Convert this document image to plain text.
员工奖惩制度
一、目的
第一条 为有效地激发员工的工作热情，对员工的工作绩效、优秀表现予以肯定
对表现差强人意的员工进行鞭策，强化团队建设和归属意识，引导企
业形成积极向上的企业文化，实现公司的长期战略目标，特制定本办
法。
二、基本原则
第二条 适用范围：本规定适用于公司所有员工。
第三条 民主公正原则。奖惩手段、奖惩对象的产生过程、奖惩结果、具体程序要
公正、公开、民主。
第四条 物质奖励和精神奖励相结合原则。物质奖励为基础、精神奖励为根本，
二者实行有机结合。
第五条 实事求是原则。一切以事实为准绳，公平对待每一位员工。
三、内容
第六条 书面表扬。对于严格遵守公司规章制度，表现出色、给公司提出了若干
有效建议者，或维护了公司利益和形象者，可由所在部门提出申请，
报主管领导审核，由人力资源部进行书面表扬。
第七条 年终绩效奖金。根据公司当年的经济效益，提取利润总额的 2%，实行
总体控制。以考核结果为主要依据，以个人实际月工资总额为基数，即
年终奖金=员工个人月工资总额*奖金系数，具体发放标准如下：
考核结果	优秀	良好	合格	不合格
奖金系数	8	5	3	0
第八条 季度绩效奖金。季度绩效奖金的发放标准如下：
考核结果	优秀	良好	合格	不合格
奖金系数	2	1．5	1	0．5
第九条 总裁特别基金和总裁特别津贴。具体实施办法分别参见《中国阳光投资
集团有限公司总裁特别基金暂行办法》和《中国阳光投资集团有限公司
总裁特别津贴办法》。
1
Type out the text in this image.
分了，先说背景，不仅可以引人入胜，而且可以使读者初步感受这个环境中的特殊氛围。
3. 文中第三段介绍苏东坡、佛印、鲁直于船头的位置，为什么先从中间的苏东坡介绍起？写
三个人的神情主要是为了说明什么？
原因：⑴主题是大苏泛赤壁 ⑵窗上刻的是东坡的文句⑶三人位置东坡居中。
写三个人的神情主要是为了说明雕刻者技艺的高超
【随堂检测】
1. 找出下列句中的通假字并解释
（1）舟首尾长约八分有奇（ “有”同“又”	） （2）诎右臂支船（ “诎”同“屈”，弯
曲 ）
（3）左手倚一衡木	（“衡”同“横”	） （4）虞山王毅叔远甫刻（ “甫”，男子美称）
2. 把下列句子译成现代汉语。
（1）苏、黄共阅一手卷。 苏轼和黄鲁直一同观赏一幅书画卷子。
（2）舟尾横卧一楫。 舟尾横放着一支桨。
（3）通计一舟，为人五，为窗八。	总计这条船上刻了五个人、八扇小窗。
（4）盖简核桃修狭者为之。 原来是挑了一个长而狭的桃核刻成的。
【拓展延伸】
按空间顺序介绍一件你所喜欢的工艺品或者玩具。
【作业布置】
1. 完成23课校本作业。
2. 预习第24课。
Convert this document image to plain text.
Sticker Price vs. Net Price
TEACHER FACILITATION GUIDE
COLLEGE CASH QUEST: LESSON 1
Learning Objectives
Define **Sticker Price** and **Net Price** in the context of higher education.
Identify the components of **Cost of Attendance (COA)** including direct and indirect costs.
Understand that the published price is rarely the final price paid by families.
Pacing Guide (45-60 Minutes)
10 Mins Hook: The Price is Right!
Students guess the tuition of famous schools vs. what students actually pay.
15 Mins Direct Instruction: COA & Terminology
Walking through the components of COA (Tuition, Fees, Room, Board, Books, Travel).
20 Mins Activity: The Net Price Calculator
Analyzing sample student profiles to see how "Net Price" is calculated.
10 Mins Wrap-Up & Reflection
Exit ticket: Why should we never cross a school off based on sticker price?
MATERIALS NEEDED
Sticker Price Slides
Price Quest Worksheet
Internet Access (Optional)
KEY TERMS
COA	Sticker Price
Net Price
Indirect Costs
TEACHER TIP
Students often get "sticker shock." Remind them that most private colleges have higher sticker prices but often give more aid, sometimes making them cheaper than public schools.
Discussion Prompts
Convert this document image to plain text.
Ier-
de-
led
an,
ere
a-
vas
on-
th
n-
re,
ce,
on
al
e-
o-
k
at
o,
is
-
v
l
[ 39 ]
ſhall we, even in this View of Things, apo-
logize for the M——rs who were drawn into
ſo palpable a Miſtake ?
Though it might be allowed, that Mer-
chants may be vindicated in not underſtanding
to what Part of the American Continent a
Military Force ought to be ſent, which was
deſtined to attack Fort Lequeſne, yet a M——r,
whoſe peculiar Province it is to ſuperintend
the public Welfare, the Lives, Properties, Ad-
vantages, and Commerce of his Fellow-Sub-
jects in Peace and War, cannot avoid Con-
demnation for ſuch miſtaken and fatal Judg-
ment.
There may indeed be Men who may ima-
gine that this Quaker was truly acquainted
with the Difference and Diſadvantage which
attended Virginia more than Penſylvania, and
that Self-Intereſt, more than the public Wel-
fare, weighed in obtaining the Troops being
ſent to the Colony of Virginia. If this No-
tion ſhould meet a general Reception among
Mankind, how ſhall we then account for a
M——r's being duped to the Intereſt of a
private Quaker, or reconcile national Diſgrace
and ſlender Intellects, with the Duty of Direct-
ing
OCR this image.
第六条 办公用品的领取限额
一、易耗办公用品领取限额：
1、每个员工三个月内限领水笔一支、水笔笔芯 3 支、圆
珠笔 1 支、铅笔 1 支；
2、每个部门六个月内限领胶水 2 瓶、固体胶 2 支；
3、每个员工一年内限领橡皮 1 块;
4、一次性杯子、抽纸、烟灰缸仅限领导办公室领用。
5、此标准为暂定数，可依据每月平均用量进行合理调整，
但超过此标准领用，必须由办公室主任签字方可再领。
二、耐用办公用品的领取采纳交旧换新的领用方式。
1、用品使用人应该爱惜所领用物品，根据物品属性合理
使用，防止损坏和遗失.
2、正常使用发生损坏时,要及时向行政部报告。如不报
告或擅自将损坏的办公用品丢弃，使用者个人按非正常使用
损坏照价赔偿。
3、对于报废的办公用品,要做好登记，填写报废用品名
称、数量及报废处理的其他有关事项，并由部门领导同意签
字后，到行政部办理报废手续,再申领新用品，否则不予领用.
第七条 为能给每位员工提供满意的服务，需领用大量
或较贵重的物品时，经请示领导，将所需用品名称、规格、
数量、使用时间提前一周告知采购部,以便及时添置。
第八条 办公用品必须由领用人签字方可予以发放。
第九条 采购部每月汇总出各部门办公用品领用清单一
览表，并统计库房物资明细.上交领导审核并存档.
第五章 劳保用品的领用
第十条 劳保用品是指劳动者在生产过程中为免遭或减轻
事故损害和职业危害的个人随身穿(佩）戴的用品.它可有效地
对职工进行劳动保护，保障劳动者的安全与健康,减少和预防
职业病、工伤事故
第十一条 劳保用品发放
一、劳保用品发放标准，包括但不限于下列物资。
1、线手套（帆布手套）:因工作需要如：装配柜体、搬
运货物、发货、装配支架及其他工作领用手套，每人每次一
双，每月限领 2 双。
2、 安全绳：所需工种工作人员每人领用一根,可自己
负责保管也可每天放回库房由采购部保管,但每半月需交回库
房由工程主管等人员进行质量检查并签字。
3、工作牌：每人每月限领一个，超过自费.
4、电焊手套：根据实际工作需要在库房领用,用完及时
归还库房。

————————

● **TASK TO CARRY OUT**
Take the entries above and transcribe them in full.

● **REPLY TO THE EXERCISE**
Convert this document image to plain text.
员工奖惩制度
一、目的
第一条 为有效地激发员工的工作热情，对员工的工作绩效、优秀表现予以肯定
对表现差强人意的员工进行鞭策，强化团队建设和归属意识，引导企
业形成积极向上的企业文化，实现公司的长期战略目标，特制定本办
法。
二、基本原则
第二条 适用范围：本规定适用于公司所有员工。
第三条 民主公正原则。奖惩手段、奖惩对象的产生过程、奖惩结果、具体程序要
公正、公开、民主。
第四条 物质奖励和精神奖励相结合原则。物质奖励为基础、精神奖励为根本，
二者实行有机结合。
第五条 实事求是原则。一切以事实为准绳，公平对待每一位员工。
三、内容
第六条 书面表扬。对于严格遵守公司规章制度，表现出色、给公司提出了若干
有效建议者，或维护了公司利益和形象者，可由所在部门提出申请，
报主管领导审核，由人力资源部进行书面表扬。
第七条 年终绩效奖金。根据公司当年的经济效益，提取利润总额的 2%，实行
总体控制。以考核结果为主要依据，以个人实际月工资总额为基数，即
年终奖金=员工个人月工资总额*奖金系数，具体发放标准如下：
考核结果	优秀	良好	合格	不合格
奖金系数	8	5	3	0
第八条 季度绩效奖金。季度绩效奖金的发放标准如下：
考核结果	优秀	良好	合格	不合格
奖金系数	2	1．5	1	0．5
第九条 总裁特别基金和总裁特别津贴。具体实施办法分别参见《中国阳光投资
集团有限公司总裁特别基金暂行办法》和《中国阳光投资集团有限公司
总裁特别津贴办法》。
1
Type out the text in this image.
分了，先说背景，不仅可以引人入胜，而且可以使读者初步感受这个环境中的特殊氛围。
3. 文中第三段介绍苏东坡、佛印、鲁直于船头的位置，为什么先从中间的苏东坡介绍起？写
三个人的神情主要是为了说明什么？
原因：⑴主题是大苏泛赤壁 ⑵窗上刻的是东坡的文句⑶三人位置东坡居中。
写三个人的神情主要是为了说明雕刻者技艺的高超
【随堂检测】
1. 找出下列句中的通假字并解释
（1）舟首尾长约八分有奇（ “有”同“又”	） （2）诎右臂支船（ “诎”同“屈”，弯
曲 ）
（3）左手倚一衡木	（“衡”同“横”	） （4）虞山王毅叔远甫刻（ “甫”，男子美称）
2. 把下列句子译成现代汉语。
（1）苏、黄共阅一手卷。 苏轼和黄鲁直一同观赏一幅书画卷子。
（2）舟尾横卧一楫。 舟尾横放着一支桨。
（3）通计一舟，为人五，为窗八。	总计这条船上刻了五个人、八扇小窗。
（4）盖简核桃修狭者为之。 原来是挑了一个长而狭的桃核刻成的。
【拓展延伸】
按空间顺序介绍一件你所喜欢的工艺品或者玩具。
【作业布置】
1. 完成23课校本作业。
2. 预习第24课。
Convert this document image to plain text.
Sticker Price vs. Net Price
TEACHER FACILITATION GUIDE
COLLEGE CASH QUEST: LESSON 1
Learning Objectives
Define **Sticker Price** and **Net Price** in the context of higher education.
Identify the components of **Cost of Attendance (COA)** including direct and indirect costs.
Understand that the published price is rarely the final price paid by families.
Pacing Guide (45-60 Minutes)
10 Mins Hook: The Price is Right!
Students guess the tuition of famous schools vs. what students actually pay.
15 Mins Direct Instruction: COA & Terminology
Walking through the components of COA (Tuition, Fees, Room, Board, Books, Travel).
20 Mins Activity: The Net Price Calculator
Analyzing sample student profiles to see how "Net Price" is calculated.
10 Mins Wrap-Up & Reflection
Exit ticket: Why should we never cross a school off based on sticker price?
MATERIALS NEEDED
Sticker Price Slides
Price Quest Worksheet
Internet Access (Optional)
KEY TERMS
COA	Sticker Price
Net Price
Indirect Costs
TEACHER TIP
Students often get "sticker shock." Remind them that most private colleges have higher sticker prices but often give more aid, sometimes making them cheaper than public schools.
Discussion Prompts
Convert this document image to plain text.
Ier-
de-
led
an,
ere
a-
vas
on-
th
n-
re,
ce,
on
al
e-
o-
k
at
o,
is
-
v
l
[ 39 ]
ſhall we, even in this View of Things, apo-
logize for the M——rs who were drawn into
ſo palpable a Miſtake ?
Though it might be allowed, that Mer-
chants may be vindicated in not underſtanding
to what Part of the American Continent a
Military Force ought to be ſent, which was
deſtined to attack Fort Lequeſne, yet a M——r,
whoſe peculiar Province it is to ſuperintend
the public Welfare, the Lives, Properties, Ad-
vantages, and Commerce of his Fellow-Sub-
jects in Peace and War, cannot avoid Con-
demnation for ſuch miſtaken and fatal Judg-
ment.
There may indeed be Men who may ima-
gine that this Quaker was truly acquainted
with the Difference and Diſadvantage which
attended Virginia more than Penſylvania, and
that Self-Intereſt, more than the public Wel-
fare, weighed in obtaining the Troops being
ſent to the Colony of Virginia. If this No-
tion ſhould meet a general Reception among
Mankind, how ſhall we then account for a
M——r's being duped to the Intereſt of a
private Quaker, or reconcile national Diſgrace
and ſlender Intellects, with the Duty of Direct-
ing
OCR this image.
第六条 办公用品的领取限额
一、易耗办公用品领取限额：
1、每个员工三个月内限领水笔一支、水笔笔芯 3 支、圆
珠笔 1 支、铅笔 1 支；
2、每个部门六个月内限领胶水 2 瓶、固体胶 2 支；
3、每个员工一年内限领橡皮 1 块;
4、一次性杯子、抽纸、烟灰缸仅限领导办公室领用。
5、此标准为暂定数，可依据每月平均用量进行合理调整，
但超过此标准领用，必须由办公室主任签字方可再领。
二、耐用办公用品的领取采纳交旧换新的领用方式。
1、用品使用人应该爱惜所领用物品，根据物品属性合理
使用，防止损坏和遗失.
2、正常使用发生损坏时,要及时向行政部报告。如不报
告或擅自将损坏的办公用品丢弃，使用者个人按非正常使用
损坏照价赔偿。
3、对于报废的办公用品,要做好登记，填写报废用品名
称、数量及报废处理的其他有关事项，并由部门领导同意签
字后，到行政部办理报废手续,再申领新用品，否则不予领用.
第七条 为能给每位员工提供满意的服务，需领用大量
或较贵重的物品时，经请示领导，将所需用品名称、规格、
数量、使用时间提前一周告知采购部,以便及时添置。
第八条 办公用品必须由领用人签字方可予以发放。
第九条 采购部每月汇总出各部门办公用品领用清单一
览表，并统计库房物资明细.上交领导审核并存档.
第五章 劳保用品的领用
第十条 劳保用品是指劳动者在生产过程中为免遭或减轻
事故损害和职业危害的个人随身穿(佩）戴的用品.它可有效地
对职工进行劳动保护，保障劳动者的安全与健康,减少和预防
职业病、工伤事故
第十一条 劳保用品发放
一、劳保用品发放标准，包括但不限于下列物资。
1、线手套（帆布手套）:因工作需要如：装配柜体、搬
运货物、发货、装配支架及其他工作领用手套，每人每次一
双，每月限领 2 双。
2、 安全绳：所需工种工作人员每人领用一根,可自己
负责保管也可每天放回库房由采购部保管,但每半月需交回库
房由工程主管等人员进行质量检查并签字。
3、工作牌：每人每月限领一个，超过自费.
4、电焊手套：根据实际工作需要在库房领用,用完及时
归还库房。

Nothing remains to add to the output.